**WHAT TO DO**
Write out the data below in full. Keep it exact.

**DATA SUPPLIED**
┄┄┄┄┄┄┄┄┄┄┄┄┄┄┄┄┄┄┄┄
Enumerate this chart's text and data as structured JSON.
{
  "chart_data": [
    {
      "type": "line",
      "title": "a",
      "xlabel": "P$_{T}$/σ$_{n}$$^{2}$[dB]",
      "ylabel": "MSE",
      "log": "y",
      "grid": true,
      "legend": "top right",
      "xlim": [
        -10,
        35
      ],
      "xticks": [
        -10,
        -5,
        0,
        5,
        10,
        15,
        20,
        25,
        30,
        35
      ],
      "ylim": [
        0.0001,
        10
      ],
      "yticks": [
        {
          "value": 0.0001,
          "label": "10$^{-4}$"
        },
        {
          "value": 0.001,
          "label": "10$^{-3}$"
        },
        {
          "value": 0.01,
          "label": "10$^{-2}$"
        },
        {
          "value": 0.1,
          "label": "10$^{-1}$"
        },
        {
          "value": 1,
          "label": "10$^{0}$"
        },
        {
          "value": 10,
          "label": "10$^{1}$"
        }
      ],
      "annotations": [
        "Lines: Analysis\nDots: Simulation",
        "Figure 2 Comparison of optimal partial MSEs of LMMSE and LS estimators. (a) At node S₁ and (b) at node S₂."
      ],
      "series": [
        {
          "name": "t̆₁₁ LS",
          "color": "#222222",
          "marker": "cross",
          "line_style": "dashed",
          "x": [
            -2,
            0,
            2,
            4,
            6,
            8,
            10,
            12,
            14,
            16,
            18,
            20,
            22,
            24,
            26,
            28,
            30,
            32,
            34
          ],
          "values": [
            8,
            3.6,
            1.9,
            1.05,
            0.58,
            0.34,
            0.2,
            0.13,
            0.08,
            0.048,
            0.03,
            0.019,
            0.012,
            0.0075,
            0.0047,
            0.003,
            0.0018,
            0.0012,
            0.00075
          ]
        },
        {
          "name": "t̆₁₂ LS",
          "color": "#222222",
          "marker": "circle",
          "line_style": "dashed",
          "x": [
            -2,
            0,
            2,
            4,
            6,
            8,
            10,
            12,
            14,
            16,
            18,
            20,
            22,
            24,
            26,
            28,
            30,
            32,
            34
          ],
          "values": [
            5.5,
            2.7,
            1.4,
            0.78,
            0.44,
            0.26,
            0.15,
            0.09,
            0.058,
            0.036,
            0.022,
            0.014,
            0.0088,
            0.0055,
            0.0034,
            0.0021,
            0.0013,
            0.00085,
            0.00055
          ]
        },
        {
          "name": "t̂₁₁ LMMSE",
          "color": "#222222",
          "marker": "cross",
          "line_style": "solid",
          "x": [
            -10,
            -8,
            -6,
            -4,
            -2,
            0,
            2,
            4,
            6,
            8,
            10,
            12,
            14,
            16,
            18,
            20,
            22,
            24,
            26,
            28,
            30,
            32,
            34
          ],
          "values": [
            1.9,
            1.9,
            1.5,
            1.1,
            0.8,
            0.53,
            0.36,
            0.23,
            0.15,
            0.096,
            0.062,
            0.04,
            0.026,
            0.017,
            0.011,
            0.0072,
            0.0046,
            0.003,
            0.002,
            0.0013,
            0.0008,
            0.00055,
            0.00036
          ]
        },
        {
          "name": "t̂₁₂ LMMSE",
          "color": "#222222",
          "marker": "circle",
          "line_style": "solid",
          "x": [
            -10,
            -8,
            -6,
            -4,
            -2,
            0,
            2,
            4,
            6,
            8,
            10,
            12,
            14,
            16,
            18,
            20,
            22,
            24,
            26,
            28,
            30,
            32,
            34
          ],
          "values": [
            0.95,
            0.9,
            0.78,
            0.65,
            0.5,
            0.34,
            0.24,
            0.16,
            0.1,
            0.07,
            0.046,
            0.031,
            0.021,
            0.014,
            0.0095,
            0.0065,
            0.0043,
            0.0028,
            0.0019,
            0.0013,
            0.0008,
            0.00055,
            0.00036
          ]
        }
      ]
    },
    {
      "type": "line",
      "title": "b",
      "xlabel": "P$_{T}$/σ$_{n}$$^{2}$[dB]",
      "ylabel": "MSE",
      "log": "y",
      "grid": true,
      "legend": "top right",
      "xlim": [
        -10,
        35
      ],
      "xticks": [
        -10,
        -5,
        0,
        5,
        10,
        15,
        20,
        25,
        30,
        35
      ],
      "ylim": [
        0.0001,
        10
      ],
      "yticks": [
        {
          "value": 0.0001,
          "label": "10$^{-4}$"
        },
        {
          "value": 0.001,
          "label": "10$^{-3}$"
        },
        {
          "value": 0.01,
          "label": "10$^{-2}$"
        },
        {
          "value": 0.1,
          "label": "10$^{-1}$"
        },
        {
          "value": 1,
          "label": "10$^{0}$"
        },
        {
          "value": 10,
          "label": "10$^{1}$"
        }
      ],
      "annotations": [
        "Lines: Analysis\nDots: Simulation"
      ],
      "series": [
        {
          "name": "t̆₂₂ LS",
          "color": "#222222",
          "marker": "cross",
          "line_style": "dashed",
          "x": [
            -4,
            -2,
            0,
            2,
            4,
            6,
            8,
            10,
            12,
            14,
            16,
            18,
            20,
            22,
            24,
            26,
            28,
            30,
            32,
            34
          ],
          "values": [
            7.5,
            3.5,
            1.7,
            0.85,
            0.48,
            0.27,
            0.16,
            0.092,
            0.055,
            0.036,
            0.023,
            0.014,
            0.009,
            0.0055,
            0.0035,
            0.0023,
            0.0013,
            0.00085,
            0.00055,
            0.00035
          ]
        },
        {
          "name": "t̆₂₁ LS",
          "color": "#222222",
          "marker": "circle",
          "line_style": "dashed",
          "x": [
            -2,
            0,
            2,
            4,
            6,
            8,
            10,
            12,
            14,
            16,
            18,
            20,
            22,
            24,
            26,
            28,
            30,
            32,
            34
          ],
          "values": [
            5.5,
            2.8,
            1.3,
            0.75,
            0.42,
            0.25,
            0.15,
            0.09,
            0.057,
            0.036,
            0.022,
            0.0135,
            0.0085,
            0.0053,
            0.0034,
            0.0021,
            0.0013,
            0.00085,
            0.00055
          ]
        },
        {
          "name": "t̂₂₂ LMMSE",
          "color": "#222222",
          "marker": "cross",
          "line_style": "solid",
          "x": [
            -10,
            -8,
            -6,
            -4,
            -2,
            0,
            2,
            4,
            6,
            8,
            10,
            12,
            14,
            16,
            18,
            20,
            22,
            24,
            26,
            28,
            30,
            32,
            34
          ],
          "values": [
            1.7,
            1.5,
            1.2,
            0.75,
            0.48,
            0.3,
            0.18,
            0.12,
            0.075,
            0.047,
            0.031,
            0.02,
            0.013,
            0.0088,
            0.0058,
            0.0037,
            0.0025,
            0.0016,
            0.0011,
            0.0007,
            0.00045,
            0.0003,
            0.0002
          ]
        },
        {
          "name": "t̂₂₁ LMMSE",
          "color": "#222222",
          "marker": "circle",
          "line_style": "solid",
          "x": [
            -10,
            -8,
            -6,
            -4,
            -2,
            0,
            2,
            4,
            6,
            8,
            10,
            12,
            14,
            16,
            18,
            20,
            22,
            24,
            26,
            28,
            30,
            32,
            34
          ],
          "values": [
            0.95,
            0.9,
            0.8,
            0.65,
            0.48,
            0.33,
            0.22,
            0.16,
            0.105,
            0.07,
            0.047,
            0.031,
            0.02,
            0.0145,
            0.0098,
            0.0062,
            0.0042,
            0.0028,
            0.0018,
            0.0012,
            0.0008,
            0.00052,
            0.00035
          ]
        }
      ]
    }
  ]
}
┄┄┄┄┄┄┄┄┄┄┄┄┄┄┄┄┄┄┄┄
**WRITTEN RESPONSE**
Enumerate this chart's text and data as structured JSON.
{
  "chart_data": [
    {
      "type": "line",
      "title": "a",
      "xlabel": "P$_{T}$/σ$_{n}$$^{2}$[dB]",
      "ylabel": "MSE",
      "log": "y",
      "grid": true,
      "legend": "top right",
      "xlim": [
        -10,
        35
      ],
      "xticks": [
        -10,
        -5,
        0,
        5,
        10,
        15,
        20,
        25,
        30,
        35
      ],
      "ylim": [
        0.0001,
        10
      ],
      "yticks": [
        {
          "value": 0.0001,
          "label": "10$^{-4}$"
        },
        {
          "value": 0.001,
          "label": "10$^{-3}$"
        },
        {
          "value": 0.01,
          "label": "10$^{-2}$"
        },
        {
          "value": 0.1,
          "label": "10$^{-1}$"
        },
        {
          "value": 1,
          "label": "10$^{0}$"
        },
        {
          "value": 10,
          "label": "10$^{1}$"
        }
      ],
      "annotations": [
        "Lines: Analysis\nDots: Simulation",
        "Figure 2 Comparison of optimal partial MSEs of LMMSE and LS estimators. (a) At node S₁ and (b) at node S₂."
      ],
      "series": [
        {
          "name": "t̆₁₁ LS",
          "color": "#222222",
          "marker": "cross",
          "line_style": "dashed",
          "x": [
            -2,
            0,
            2,
            4,
            6,
            8,
            10,
            12,
            14,
            16,
            18,
            20,
            22,
            24,
            26,
            28,
            30,
            32,
            34
          ],
          "values": [
            8,
            3.6,
            1.9,
            1.05,
            0.58,
            0.34,
            0.2,
            0.13,
            0.08,
            0.048,
            0.03,
            0.019,
            0.012,
            0.0075,
            0.0047,
            0.003,
            0.0018,
            0.0012,
            0.00075
          ]
        },
        {
          "name": "t̆₁₂ LS",
          "color": "#222222",
          "marker": "circle",
          "line_style": "dashed",
          "x": [
            -2,
            0,
            2,
            4,
            6,
            8,
            10,
            12,
            14,
            16,
            18,
            20,
            22,
            24,
            26,
            28,
            30,
            32,
            34
          ],
          "values": [
            5.5,
            2.7,
            1.4,
            0.78,
            0.44,
            0.26,
            0.15,
            0.09,
            0.058,
            0.036,
            0.022,
            0.014,
            0.0088,
            0.0055,
            0.0034,
            0.0021,
            0.0013,
            0.00085,
            0.00055
          ]
        },
        {
          "name": "t̂₁₁ LMMSE",
          "color": "#222222",
          "marker": "cross",
          "line_style": "solid",
          "x": [
            -10,
            -8,
            -6,
            -4,
            -2,
            0,
            2,
            4,
            6,
            8,
            10,
            12,
            14,
            16,
            18,
            20,
            22,
            24,
            26,
            28,
            30,
            32,
            34
          ],
          "values": [
            1.9,
            1.9,
            1.5,
            1.1,
            0.8,
            0.53,
            0.36,
            0.23,
            0.15,
            0.096,
            0.062,
            0.04,
            0.026,
            0.017,
            0.011,
            0.0072,
            0.0046,
            0.003,
            0.002,
            0.0013,
            0.0008,
            0.00055,
            0.00036
          ]
        },
        {
          "name": "t̂₁₂ LMMSE",
          "color": "#222222",
          "marker": "circle",
          "line_style": "solid",
          "x": [
            -10,
            -8,
            -6,
            -4,
            -2,
            0,
            2,
            4,
            6,
            8,
            10,
            12,
            14,
            16,
            18,
            20,
            22,
            24,
            26,
            28,
            30,
            32,
            34
          ],
          "values": [
            0.95,
            0.9,
            0.78,
            0.65,
            0.5,
            0.34,
            0.24,
            0.16,
            0.1,
            0.07,
            0.046,
            0.031,
            0.021,
            0.014,
            0.0095,
            0.0065,
            0.0043,
            0.0028,
            0.0019,
            0.0013,
            0.0008,
            0.00055,
            0.00036
          ]
        }
      ]
    },
    {
      "type": "line",
      "title": "b",
      "xlabel": "P$_{T}$/σ$_{n}$$^{2}$[dB]",
      "ylabel": "MSE",
      "log": "y",
      "grid": true,
      "legend": "top right",
      "xlim": [
        -10,
        35
      ],
      "xticks": [
        -10,
        -5,
        0,
        5,
        10,
        15,
        20,
        25,
        30,
        35
      ],
      "ylim": [
        0.0001,
        10
      ],
      "yticks": [
        {
          "value": 0.0001,
          "label": "10$^{-4}$"
        },
        {
          "value": 0.001,
          "label": "10$^{-3}$"
        },
        {
          "value": 0.01,
          "label": "10$^{-2}$"
        },
        {
          "value": 0.1,
          "label": "10$^{-1}$"
        },
        {
          "value": 1,
          "label": "10$^{0}$"
        },
        {
          "value": 10,
          "label": "10$^{1}$"
        }
      ],
      "annotations": [
        "Lines: Analysis\nDots: Simulation"
      ],
      "series": [
        {
          "name": "t̆₂₂ LS",
          "color": "#222222",
          "marker": "cross",
          "line_style": "dashed",
          "x": [
            -4,
            -2,
            0,
            2,
            4,
            6,
            8,
            10,
            12,
            14,
            16,
            18,
            20,
            22,
            24,
            26,
            28,
            30,
            32,
            34
          ],
          "values": [
            7.5,
            3.5,
            1.7,
            0.85,
            0.48,
            0.27,
            0.16,
            0.092,
            0.055,
            0.036,
            0.023,
            0.014,
            0.009,
            0.0055,
            0.0035,
            0.0023,
            0.0013,
            0.00085,
            0.00055,
            0.00035
          ]
        },
        {
          "name": "t̆₂₁ LS",
          "color": "#222222",
          "marker": "circle",
          "line_style": "dashed",
          "x": [
            -2,
            0,
            2,
            4,
            6,
            8,
            10,
            12,
            14,
            16,
            18,
            20,
            22,
            24,
            26,
            28,
            30,
            32,
            34
          ],
          "values": [
            5.5,
            2.8,
            1.3,
            0.75,
            0.42,
            0.25,
            0.15,
            0.09,
            0.057,
            0.036,
            0.022,
            0.0135,
            0.0085,
            0.0053,
            0.0034,
            0.0021,
            0.0013,
            0.00085,
            0.00055
          ]
        },
        {
          "name": "t̂₂₂ LMMSE",
          "color": "#222222",
          "marker": "cross",
          "line_style": "solid",
          "x": [
            -10,
            -8,
            -6,
            -4,
            -2,
            0,
            2,
            4,
            6,
            8,
            10,
            12,
            14,
            16,
            18,
            20,
            22,
            24,
            26,
            28,
            30,
            32,
            34
          ],
          "values": [
            1.7,
            1.5,
            1.2,
            0.75,
            0.48,
            0.3,
            0.18,
            0.12,
            0.075,
            0.047,
            0.031,
            0.02,
            0.013,
            0.0088,
            0.0058,
            0.0037,
            0.0025,
            0.0016,
            0.0011,
            0.0007,
            0.00045,
            0.0003,
            0.0002
          ]
        },
        {
          "name": "t̂₂₁ LMMSE",
          "color": "#222222",
          "marker": "circle",
          "line_style": "solid",
          "x": [
            -10,
            -8,
            -6,
            -4,
            -2,
            0,
            2,
            4,
            6,
            8,
            10,
            12,
            14,
            16,
            18,
            20,
            22,
            24,
            26,
            28,
            30,
            32,
            34
          ],
          "values": [
            0.95,
            0.9,
            0.8,
            0.65,
            0.48,
            0.33,
            0.22,
            0.16,
            0.105,
            0.07,
            0.047,
            0.031,
            0.02,
            0.0145,
            0.0098,
            0.0062,
            0.0042,
            0.0028,
            0.0018,
            0.0012,
            0.0008,
            0.00052,
            0.00035
          ]
        }
      ]
    }
  ]
}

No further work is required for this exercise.